## Begin Data provided

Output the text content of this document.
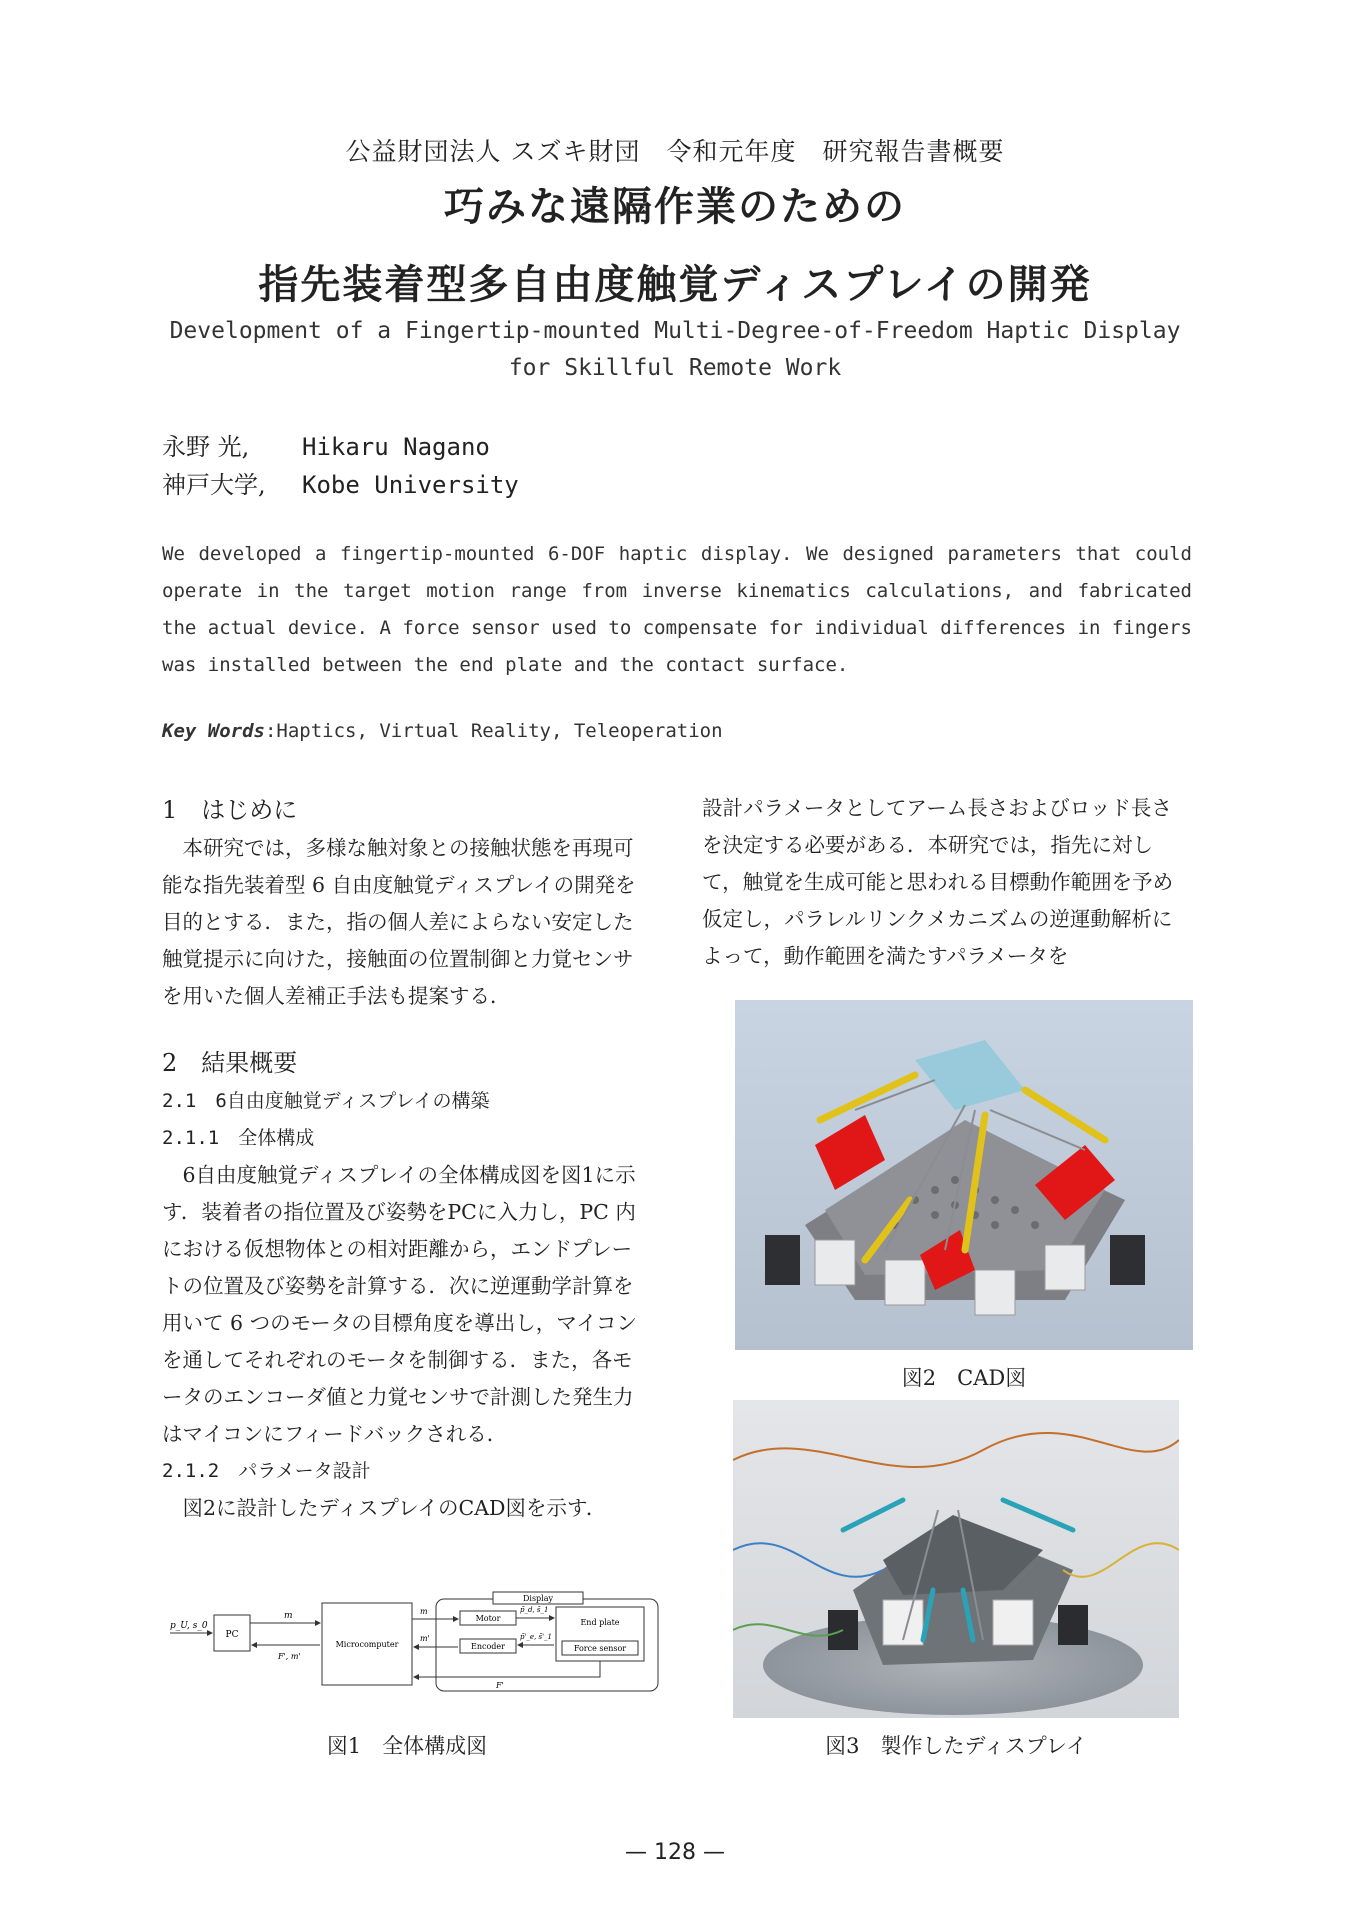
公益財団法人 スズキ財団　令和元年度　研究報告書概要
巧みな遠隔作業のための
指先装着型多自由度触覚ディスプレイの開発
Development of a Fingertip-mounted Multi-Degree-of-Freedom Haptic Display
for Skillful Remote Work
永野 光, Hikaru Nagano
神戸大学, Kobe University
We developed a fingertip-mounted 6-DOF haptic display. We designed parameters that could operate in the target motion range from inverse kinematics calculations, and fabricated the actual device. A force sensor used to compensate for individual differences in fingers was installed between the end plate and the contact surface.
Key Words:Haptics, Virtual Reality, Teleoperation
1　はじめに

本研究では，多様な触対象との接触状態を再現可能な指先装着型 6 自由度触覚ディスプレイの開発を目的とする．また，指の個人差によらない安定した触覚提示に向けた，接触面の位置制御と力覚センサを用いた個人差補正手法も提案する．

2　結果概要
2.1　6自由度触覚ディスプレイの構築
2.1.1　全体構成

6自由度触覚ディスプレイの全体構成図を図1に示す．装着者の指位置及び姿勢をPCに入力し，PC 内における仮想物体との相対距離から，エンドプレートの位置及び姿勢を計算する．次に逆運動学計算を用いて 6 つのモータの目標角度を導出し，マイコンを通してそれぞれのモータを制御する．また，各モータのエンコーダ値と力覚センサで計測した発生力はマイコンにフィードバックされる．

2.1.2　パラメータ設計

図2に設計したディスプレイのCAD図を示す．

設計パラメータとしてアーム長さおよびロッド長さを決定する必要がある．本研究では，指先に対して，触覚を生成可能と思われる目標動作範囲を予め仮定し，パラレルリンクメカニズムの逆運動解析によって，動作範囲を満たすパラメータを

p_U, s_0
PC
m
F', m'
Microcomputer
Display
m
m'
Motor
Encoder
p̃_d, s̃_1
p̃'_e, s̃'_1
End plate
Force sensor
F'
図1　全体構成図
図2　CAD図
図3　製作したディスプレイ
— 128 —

## End Data provided
## Begin Data provided

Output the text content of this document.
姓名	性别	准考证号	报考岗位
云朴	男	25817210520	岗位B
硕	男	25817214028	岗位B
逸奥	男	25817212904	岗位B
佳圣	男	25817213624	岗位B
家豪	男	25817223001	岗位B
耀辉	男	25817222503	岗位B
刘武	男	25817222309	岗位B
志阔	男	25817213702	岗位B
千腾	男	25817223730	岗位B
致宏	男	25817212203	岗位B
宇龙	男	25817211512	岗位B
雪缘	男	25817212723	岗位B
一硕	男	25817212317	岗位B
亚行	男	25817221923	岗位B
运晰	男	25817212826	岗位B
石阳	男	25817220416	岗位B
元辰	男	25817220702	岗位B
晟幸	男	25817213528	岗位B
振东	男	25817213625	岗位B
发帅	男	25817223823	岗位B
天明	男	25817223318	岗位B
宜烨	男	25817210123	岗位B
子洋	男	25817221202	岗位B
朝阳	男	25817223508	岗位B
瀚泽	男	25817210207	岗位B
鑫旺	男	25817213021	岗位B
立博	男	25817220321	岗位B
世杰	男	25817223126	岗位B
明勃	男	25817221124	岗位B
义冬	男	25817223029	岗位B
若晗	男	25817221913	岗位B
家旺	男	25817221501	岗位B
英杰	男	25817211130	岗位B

## End Data provided

(Given instruction): Tally every line of the data that holds the word "本研究では" and write the count alone.

(Exercise answer): 2